INSTRUCTIONS FOR THE TASK. Quote all of the data below exactly, please.

┄┄┄┄┄┄

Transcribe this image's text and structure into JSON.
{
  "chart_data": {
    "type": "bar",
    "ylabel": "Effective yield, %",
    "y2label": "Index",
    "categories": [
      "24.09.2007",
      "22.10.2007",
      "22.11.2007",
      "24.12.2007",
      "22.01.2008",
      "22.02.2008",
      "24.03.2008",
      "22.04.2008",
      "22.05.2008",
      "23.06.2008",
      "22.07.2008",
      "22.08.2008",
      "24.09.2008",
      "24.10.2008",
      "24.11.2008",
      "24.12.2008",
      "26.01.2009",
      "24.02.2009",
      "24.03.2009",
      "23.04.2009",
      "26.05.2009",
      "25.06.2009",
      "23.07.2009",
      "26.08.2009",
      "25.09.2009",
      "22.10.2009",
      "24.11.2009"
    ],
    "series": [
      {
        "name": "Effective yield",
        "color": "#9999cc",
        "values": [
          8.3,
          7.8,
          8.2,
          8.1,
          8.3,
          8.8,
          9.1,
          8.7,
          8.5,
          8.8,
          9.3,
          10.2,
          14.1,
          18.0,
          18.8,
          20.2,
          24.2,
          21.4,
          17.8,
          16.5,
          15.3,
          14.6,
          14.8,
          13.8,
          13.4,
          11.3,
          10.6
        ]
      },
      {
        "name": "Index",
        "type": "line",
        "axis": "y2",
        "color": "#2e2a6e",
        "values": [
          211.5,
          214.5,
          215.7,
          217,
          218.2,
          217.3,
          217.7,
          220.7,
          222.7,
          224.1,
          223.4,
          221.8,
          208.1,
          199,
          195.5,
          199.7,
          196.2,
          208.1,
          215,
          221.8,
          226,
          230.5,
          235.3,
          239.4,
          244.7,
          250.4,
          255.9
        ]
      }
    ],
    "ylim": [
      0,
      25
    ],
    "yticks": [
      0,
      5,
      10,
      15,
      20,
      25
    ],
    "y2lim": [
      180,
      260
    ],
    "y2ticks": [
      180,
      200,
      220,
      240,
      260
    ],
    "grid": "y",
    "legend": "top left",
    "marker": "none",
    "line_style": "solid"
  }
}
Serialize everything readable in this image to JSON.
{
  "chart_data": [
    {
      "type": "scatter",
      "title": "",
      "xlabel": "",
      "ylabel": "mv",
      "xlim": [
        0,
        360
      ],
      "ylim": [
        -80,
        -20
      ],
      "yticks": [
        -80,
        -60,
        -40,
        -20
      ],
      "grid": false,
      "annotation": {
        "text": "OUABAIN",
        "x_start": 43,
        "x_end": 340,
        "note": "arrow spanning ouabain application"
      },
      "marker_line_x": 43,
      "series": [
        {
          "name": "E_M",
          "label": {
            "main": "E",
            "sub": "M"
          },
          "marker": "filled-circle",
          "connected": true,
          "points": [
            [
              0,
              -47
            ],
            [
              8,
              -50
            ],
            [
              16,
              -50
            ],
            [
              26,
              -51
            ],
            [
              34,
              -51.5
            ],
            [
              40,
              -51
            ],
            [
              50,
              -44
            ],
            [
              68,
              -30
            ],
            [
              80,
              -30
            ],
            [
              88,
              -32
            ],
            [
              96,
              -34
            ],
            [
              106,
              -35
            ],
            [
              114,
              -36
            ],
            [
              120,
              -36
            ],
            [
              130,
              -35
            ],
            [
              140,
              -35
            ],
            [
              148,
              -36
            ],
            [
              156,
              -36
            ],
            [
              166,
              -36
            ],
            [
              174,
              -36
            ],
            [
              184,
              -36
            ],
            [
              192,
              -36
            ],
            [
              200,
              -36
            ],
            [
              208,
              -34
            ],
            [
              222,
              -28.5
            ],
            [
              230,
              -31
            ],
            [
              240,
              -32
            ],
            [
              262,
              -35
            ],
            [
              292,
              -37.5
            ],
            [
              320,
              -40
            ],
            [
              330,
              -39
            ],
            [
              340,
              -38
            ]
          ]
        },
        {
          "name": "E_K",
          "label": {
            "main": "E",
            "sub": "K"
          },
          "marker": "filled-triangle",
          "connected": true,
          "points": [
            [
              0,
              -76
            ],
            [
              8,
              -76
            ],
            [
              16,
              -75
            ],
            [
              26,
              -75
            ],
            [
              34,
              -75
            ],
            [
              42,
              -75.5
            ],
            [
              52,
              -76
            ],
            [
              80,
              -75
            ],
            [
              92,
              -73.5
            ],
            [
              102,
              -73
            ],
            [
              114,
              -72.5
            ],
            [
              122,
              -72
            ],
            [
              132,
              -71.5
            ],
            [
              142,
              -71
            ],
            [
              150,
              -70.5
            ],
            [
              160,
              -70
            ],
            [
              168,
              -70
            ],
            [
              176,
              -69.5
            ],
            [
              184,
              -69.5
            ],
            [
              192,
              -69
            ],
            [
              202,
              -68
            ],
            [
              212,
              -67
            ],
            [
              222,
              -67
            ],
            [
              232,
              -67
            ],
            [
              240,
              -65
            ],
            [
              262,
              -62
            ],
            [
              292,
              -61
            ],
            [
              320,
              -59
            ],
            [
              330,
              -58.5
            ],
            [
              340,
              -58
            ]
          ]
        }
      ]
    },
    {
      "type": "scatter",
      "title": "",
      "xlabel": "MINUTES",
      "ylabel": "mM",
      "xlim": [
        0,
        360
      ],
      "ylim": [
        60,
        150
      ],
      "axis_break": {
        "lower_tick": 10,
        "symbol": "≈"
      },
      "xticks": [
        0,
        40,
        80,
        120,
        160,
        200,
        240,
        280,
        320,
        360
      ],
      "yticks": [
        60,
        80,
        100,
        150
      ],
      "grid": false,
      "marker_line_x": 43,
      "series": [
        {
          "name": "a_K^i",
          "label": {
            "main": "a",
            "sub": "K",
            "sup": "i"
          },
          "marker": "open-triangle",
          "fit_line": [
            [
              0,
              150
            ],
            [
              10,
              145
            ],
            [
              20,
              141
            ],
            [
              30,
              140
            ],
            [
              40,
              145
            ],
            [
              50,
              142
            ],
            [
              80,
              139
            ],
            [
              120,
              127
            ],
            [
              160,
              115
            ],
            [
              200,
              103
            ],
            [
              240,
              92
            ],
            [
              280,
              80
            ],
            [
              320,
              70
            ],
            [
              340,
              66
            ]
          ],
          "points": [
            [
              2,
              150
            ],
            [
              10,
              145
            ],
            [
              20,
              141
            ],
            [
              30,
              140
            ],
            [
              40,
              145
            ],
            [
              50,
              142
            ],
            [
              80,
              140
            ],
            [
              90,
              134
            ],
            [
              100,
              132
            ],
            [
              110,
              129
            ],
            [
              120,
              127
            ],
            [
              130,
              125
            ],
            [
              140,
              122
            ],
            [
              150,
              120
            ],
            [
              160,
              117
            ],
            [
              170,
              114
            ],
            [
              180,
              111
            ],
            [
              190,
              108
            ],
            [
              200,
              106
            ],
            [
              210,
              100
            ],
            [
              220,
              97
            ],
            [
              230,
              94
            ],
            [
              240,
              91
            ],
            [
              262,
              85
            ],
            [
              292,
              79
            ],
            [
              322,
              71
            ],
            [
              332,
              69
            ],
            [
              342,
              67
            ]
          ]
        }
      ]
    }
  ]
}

┄┄┄┄┄┄

EXERCISE ANSWER.
Transcribe this image's text and structure into JSON.
{
  "chart_data": {
    "type": "bar",
    "ylabel": "Effective yield, %",
    "y2label": "Index",
    "categories": [
      "24.09.2007",
      "22.10.2007",
      "22.11.2007",
      "24.12.2007",
      "22.01.2008",
      "22.02.2008",
      "24.03.2008",
      "22.04.2008",
      "22.05.2008",
      "23.06.2008",
      "22.07.2008",
      "22.08.2008",
      "24.09.2008",
      "24.10.2008",
      "24.11.2008",
      "24.12.2008",
      "26.01.2009",
      "24.02.2009",
      "24.03.2009",
      "23.04.2009",
      "26.05.2009",
      "25.06.2009",
      "23.07.2009",
      "26.08.2009",
      "25.09.2009",
      "22.10.2009",
      "24.11.2009"
    ],
    "series": [
      {
        "name": "Effective yield",
        "color": "#9999cc",
        "values": [
          8.3,
          7.8,
          8.2,
          8.1,
          8.3,
          8.8,
          9.1,
          8.7,
          8.5,
          8.8,
          9.3,
          10.2,
          14.1,
          18.0,
          18.8,
          20.2,
          24.2,
          21.4,
          17.8,
          16.5,
          15.3,
          14.6,
          14.8,
          13.8,
          13.4,
          11.3,
          10.6
        ]
      },
      {
        "name": "Index",
        "type": "line",
        "axis": "y2",
        "color": "#2e2a6e",
        "values": [
          211.5,
          214.5,
          215.7,
          217,
          218.2,
          217.3,
          217.7,
          220.7,
          222.7,
          224.1,
          223.4,
          221.8,
          208.1,
          199,
          195.5,
          199.7,
          196.2,
          208.1,
          215,
          221.8,
          226,
          230.5,
          235.3,
          239.4,
          244.7,
          250.4,
          255.9
        ]
      }
    ],
    "ylim": [
      0,
      25
    ],
    "yticks": [
      0,
      5,
      10,
      15,
      20,
      25
    ],
    "y2lim": [
      180,
      260
    ],
    "y2ticks": [
      180,
      200,
      220,
      240,
      260
    ],
    "grid": "y",
    "legend": "top left",
    "marker": "none",
    "line_style": "solid"
  }
}
Serialize everything readable in this image to JSON.
{
  "chart_data": [
    {
      "type": "scatter",
      "title": "",
      "xlabel": "",
      "ylabel": "mv",
      "xlim": [
        0,
        360
      ],
      "ylim": [
        -80,
        -20
      ],
      "yticks": [
        -80,
        -60,
        -40,
        -20
      ],
      "grid": false,
      "annotation": {
        "text": "OUABAIN",
        "x_start": 43,
        "x_end": 340,
        "note": "arrow spanning ouabain application"
      },
      "marker_line_x": 43,
      "series": [
        {
          "name": "E_M",
          "label": {
            "main": "E",
            "sub": "M"
          },
          "marker": "filled-circle",
          "connected": true,
          "points": [
            [
              0,
              -47
            ],
            [
              8,
              -50
            ],
            [
              16,
              -50
            ],
            [
              26,
              -51
            ],
            [
              34,
              -51.5
            ],
            [
              40,
              -51
            ],
            [
              50,
              -44
            ],
            [
              68,
              -30
            ],
            [
              80,
              -30
            ],
            [
              88,
              -32
            ],
            [
              96,
              -34
            ],
            [
              106,
              -35
            ],
            [
              114,
              -36
            ],
            [
              120,
              -36
            ],
            [
              130,
              -35
            ],
            [
              140,
              -35
            ],
            [
              148,
              -36
            ],
            [
              156,
              -36
            ],
            [
              166,
              -36
            ],
            [
              174,
              -36
            ],
            [
              184,
              -36
            ],
            [
              192,
              -36
            ],
            [
              200,
              -36
            ],
            [
              208,
              -34
            ],
            [
              222,
              -28.5
            ],
            [
              230,
              -31
            ],
            [
              240,
              -32
            ],
            [
              262,
              -35
            ],
            [
              292,
              -37.5
            ],
            [
              320,
              -40
            ],
            [
              330,
              -39
            ],
            [
              340,
              -38
            ]
          ]
        },
        {
          "name": "E_K",
          "label": {
            "main": "E",
            "sub": "K"
          },
          "marker": "filled-triangle",
          "connected": true,
          "points": [
            [
              0,
              -76
            ],
            [
              8,
              -76
            ],
            [
              16,
              -75
            ],
            [
              26,
              -75
            ],
            [
              34,
              -75
            ],
            [
              42,
              -75.5
            ],
            [
              52,
              -76
            ],
            [
              80,
              -75
            ],
            [
              92,
              -73.5
            ],
            [
              102,
              -73
            ],
            [
              114,
              -72.5
            ],
            [
              122,
              -72
            ],
            [
              132,
              -71.5
            ],
            [
              142,
              -71
            ],
            [
              150,
              -70.5
            ],
            [
              160,
              -70
            ],
            [
              168,
              -70
            ],
            [
              176,
              -69.5
            ],
            [
              184,
              -69.5
            ],
            [
              192,
              -69
            ],
            [
              202,
              -68
            ],
            [
              212,
              -67
            ],
            [
              222,
              -67
            ],
            [
              232,
              -67
            ],
            [
              240,
              -65
            ],
            [
              262,
              -62
            ],
            [
              292,
              -61
            ],
            [
              320,
              -59
            ],
            [
              330,
              -58.5
            ],
            [
              340,
              -58
            ]
          ]
        }
      ]
    },
    {
      "type": "scatter",
      "title": "",
      "xlabel": "MINUTES",
      "ylabel": "mM",
      "xlim": [
        0,
        360
      ],
      "ylim": [
        60,
        150
      ],
      "axis_break": {
        "lower_tick": 10,
        "symbol": "≈"
      },
      "xticks": [
        0,
        40,
        80,
        120,
        160,
        200,
        240,
        280,
        320,
        360
      ],
      "yticks": [
        60,
        80,
        100,
        150
      ],
      "grid": false,
      "marker_line_x": 43,
      "series": [
        {
          "name": "a_K^i",
          "label": {
            "main": "a",
            "sub": "K",
            "sup": "i"
          },
          "marker": "open-triangle",
          "fit_line": [
            [
              0,
              150
            ],
            [
              10,
              145
            ],
            [
              20,
              141
            ],
            [
              30,
              140
            ],
            [
              40,
              145
            ],
            [
              50,
              142
            ],
            [
              80,
              139
            ],
            [
              120,
              127
            ],
            [
              160,
              115
            ],
            [
              200,
              103
            ],
            [
              240,
              92
            ],
            [
              280,
              80
            ],
            [
              320,
              70
            ],
            [
              340,
              66
            ]
          ],
          "points": [
            [
              2,
              150
            ],
            [
              10,
              145
            ],
            [
              20,
              141
            ],
            [
              30,
              140
            ],
            [
              40,
              145
            ],
            [
              50,
              142
            ],
            [
              80,
              140
            ],
            [
              90,
              134
            ],
            [
              100,
              132
            ],
            [
              110,
              129
            ],
            [
              120,
              127
            ],
            [
              130,
              125
            ],
            [
              140,
              122
            ],
            [
              150,
              120
            ],
            [
              160,
              117
            ],
            [
              170,
              114
            ],
            [
              180,
              111
            ],
            [
              190,
              108
            ],
            [
              200,
              106
            ],
            [
              210,
              100
            ],
            [
              220,
              97
            ],
            [
              230,
              94
            ],
            [
              240,
              91
            ],
            [
              262,
              85
            ],
            [
              292,
              79
            ],
            [
              322,
              71
            ],
            [
              332,
              69
            ],
            [
              342,
              67
            ]
          ]
        }
      ]
    }
  ]
}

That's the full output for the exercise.